- Exercise -
Your answer should be one number: how many lines of the records hold the string "Ministry".

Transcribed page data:
^^^^

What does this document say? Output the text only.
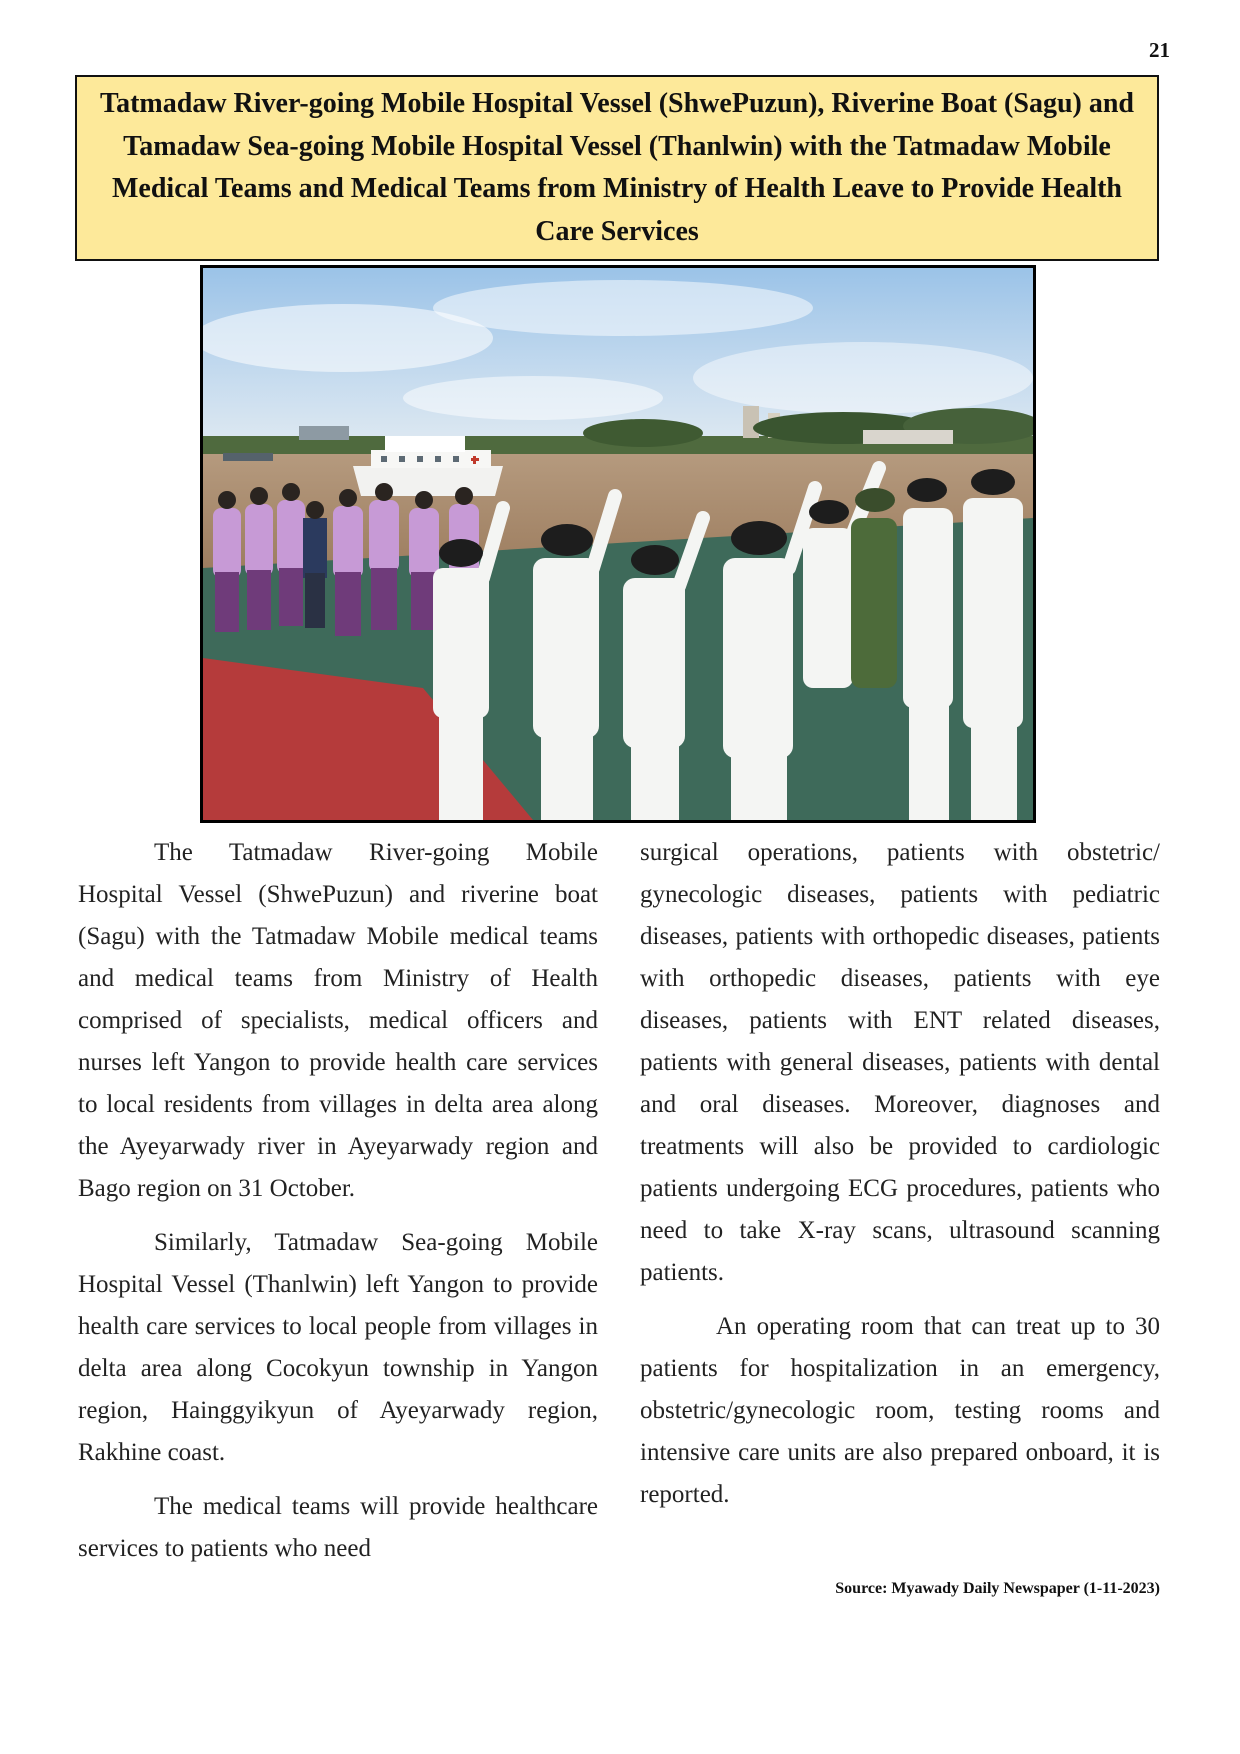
21
Tatmadaw River-going Mobile Hospital Vessel (ShwePuzun), Riverine Boat (Sagu) and Tamadaw Sea-going Mobile Hospital Vessel (Thanlwin) with the Tatmadaw Mobile Medical Teams and Medical Teams from Ministry of Health Leave to Provide Health Care Services

The Tatmadaw River-going Mobile Hospital Vessel (ShwePuzun) and riverine boat (Sagu) with the Tatmadaw Mobile medical teams and medical teams from Ministry of Health comprised of specialists, medical officers and nurses left Yangon to provide health care services to local residents from villages in delta area along the Ayeyarwady river in Ayeyarwady region and Bago region on 31 October.

Similarly, Tatmadaw Sea-going Mobile Hospital Vessel (Thanlwin) left Yangon to provide health care services to local people from villages in delta area along Cocokyun township in Yangon region, Hainggyikyun of Ayeyarwady region, Rakhine coast.

The medical teams will provide healthcare services to patients who need

surgical operations, patients with obstetric/ gynecologic diseases, patients with pediatric diseases, patients with orthopedic diseases, patients with orthopedic diseases, patients with eye diseases, patients with ENT related diseases, patients with general diseases, patients with dental and oral diseases. Moreover, diagnoses and treatments will also be provided to cardiologic patients undergoing ECG procedures, patients who need to take X-ray scans, ultrasound scanning patients.

An operating room that can treat up to 30 patients for hospitalization in an emergency, obstetric/gynecologic room, testing rooms and intensive care units are also prepared onboard, it is reported.

Source: Myawady Daily Newspaper (1-11-2023)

^^^^

- Task result -
2